-- Supplied material start --
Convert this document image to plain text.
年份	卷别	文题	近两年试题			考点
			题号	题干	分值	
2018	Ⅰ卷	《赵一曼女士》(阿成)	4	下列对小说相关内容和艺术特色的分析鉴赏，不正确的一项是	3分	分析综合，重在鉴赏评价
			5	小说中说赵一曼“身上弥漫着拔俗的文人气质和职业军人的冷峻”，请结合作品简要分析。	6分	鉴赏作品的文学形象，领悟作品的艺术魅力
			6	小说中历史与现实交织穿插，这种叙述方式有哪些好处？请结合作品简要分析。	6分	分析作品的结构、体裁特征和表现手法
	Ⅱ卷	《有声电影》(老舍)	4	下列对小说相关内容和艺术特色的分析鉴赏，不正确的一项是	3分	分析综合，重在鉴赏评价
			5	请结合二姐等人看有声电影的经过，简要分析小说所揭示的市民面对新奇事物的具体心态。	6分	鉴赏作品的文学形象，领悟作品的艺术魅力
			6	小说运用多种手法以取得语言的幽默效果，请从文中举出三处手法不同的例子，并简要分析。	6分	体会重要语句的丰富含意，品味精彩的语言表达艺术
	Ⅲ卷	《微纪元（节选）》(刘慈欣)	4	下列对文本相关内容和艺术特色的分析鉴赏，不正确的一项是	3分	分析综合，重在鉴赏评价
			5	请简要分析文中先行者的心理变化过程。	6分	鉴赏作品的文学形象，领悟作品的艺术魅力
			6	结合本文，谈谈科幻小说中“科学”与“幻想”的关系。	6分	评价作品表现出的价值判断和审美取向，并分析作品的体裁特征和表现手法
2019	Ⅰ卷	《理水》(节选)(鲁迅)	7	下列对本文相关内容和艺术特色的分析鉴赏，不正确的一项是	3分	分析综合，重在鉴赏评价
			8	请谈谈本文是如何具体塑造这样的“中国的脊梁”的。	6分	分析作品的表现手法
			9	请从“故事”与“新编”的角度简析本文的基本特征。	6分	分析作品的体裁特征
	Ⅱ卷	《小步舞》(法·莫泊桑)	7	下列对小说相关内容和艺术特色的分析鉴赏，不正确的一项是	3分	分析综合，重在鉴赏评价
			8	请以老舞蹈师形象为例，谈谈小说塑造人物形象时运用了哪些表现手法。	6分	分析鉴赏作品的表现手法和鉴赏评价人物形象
-- Supplied material end --
Write out all the records above again, exactly as they stand.

Convert this document image to plain text.
年份	卷别	文题	近两年试题			考点
			题号	题干	分值	
2018	Ⅰ卷	《赵一曼女士》(阿成)	4	下列对小说相关内容和艺术特色的分析鉴赏，不正确的一项是	3分	分析综合，重在鉴赏评价
			5	小说中说赵一曼“身上弥漫着拔俗的文人气质和职业军人的冷峻”，请结合作品简要分析。	6分	鉴赏作品的文学形象，领悟作品的艺术魅力
			6	小说中历史与现实交织穿插，这种叙述方式有哪些好处？请结合作品简要分析。	6分	分析作品的结构、体裁特征和表现手法
	Ⅱ卷	《有声电影》(老舍)	4	下列对小说相关内容和艺术特色的分析鉴赏，不正确的一项是	3分	分析综合，重在鉴赏评价
			5	请结合二姐等人看有声电影的经过，简要分析小说所揭示的市民面对新奇事物的具体心态。	6分	鉴赏作品的文学形象，领悟作品的艺术魅力
			6	小说运用多种手法以取得语言的幽默效果，请从文中举出三处手法不同的例子，并简要分析。	6分	体会重要语句的丰富含意，品味精彩的语言表达艺术
	Ⅲ卷	《微纪元（节选）》(刘慈欣)	4	下列对文本相关内容和艺术特色的分析鉴赏，不正确的一项是	3分	分析综合，重在鉴赏评价
			5	请简要分析文中先行者的心理变化过程。	6分	鉴赏作品的文学形象，领悟作品的艺术魅力
			6	结合本文，谈谈科幻小说中“科学”与“幻想”的关系。	6分	评价作品表现出的价值判断和审美取向，并分析作品的体裁特征和表现手法
2019	Ⅰ卷	《理水》(节选)(鲁迅)	7	下列对本文相关内容和艺术特色的分析鉴赏，不正确的一项是	3分	分析综合，重在鉴赏评价
			8	请谈谈本文是如何具体塑造这样的“中国的脊梁”的。	6分	分析作品的表现手法
			9	请从“故事”与“新编”的角度简析本文的基本特征。	6分	分析作品的体裁特征
	Ⅱ卷	《小步舞》(法·莫泊桑)	7	下列对小说相关内容和艺术特色的分析鉴赏，不正确的一项是	3分	分析综合，重在鉴赏评价
			8	请以老舞蹈师形象为例，谈谈小说塑造人物形象时运用了哪些表现手法。	6分	分析鉴赏作品的表现手法和鉴赏评价人物形象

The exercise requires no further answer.